Copy each line with the word "Registry" in it.
# # #
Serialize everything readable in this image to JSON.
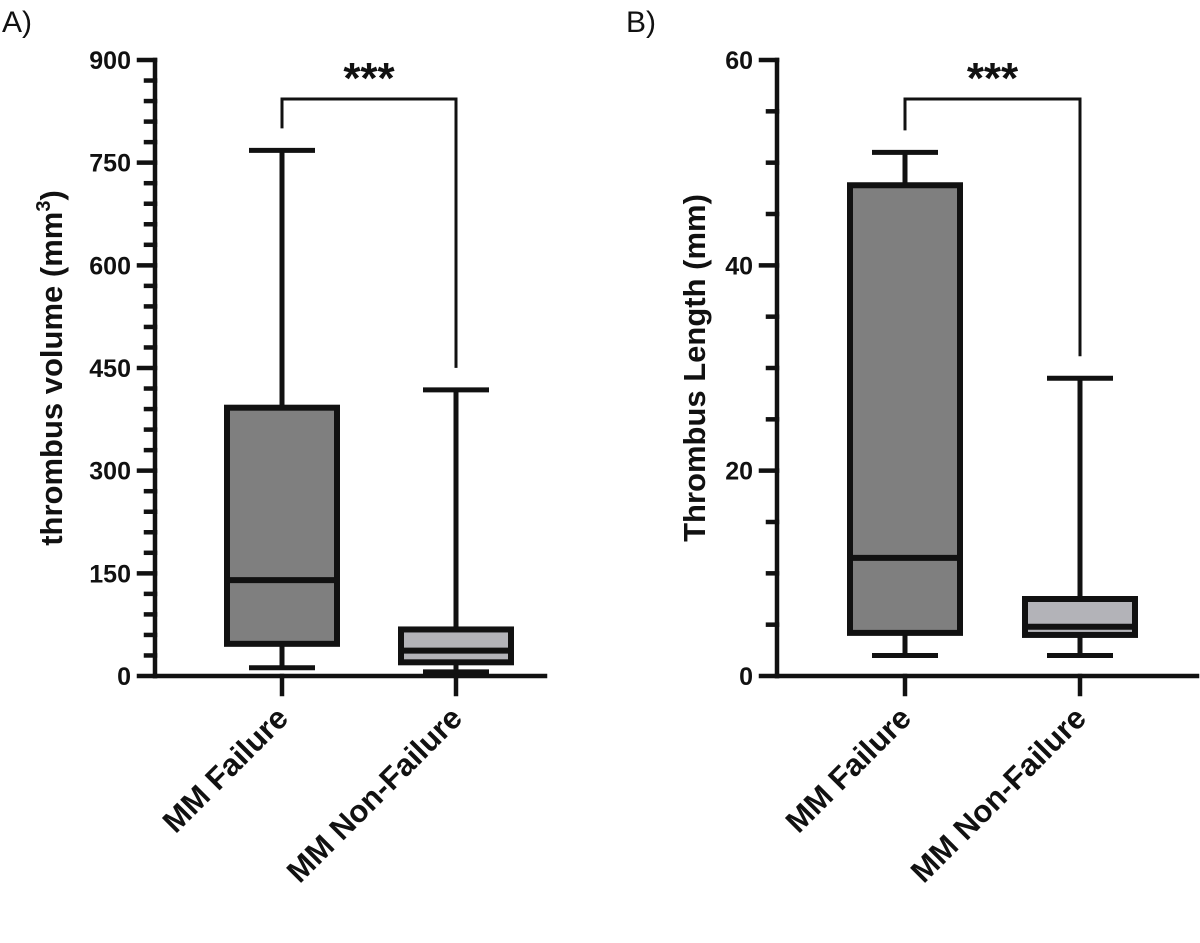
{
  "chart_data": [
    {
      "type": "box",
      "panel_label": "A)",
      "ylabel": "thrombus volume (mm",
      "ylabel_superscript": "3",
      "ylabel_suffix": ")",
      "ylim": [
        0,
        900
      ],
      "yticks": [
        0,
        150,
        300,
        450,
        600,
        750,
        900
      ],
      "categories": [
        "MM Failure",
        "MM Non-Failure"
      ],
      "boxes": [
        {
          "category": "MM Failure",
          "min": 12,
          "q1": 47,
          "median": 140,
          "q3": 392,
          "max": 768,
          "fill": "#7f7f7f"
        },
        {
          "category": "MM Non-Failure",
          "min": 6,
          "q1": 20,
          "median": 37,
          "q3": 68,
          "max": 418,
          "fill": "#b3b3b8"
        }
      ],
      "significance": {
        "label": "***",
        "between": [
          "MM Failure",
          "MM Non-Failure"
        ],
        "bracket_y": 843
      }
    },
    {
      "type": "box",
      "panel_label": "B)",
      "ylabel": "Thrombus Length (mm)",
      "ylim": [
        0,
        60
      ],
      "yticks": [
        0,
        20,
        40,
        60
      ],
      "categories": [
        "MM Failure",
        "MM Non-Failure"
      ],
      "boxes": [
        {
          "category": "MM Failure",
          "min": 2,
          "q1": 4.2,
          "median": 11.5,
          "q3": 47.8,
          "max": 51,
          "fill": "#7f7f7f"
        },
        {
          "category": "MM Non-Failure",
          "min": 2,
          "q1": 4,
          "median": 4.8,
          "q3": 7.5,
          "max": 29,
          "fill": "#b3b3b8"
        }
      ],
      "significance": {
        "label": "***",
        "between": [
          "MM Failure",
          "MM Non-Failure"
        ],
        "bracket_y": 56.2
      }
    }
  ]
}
# # #
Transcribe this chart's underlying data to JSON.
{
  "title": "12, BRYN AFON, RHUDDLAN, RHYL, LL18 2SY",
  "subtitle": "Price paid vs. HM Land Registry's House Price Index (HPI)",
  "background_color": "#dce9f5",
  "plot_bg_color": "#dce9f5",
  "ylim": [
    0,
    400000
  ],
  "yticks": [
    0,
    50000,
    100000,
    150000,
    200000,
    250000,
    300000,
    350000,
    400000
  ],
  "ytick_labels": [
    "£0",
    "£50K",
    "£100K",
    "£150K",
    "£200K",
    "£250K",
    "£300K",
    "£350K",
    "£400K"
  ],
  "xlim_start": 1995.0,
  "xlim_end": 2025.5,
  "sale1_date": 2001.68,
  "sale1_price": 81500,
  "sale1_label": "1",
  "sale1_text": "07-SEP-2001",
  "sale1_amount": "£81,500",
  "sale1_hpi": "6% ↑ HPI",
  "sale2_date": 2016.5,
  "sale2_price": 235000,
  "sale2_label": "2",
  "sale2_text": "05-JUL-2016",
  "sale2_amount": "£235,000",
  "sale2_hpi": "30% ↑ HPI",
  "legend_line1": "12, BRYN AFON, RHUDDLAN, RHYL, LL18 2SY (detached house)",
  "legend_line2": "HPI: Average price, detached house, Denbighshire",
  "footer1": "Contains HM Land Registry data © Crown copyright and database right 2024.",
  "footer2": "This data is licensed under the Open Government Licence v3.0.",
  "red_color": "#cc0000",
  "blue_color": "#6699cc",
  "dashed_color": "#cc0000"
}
# # #
**Answer for this exercise**
  "subtitle": "Price paid vs. HM Land Registry's House Price Index (HPI)",
  "footer1": "Contains HM Land Registry data © Crown copyright and database right 2024.",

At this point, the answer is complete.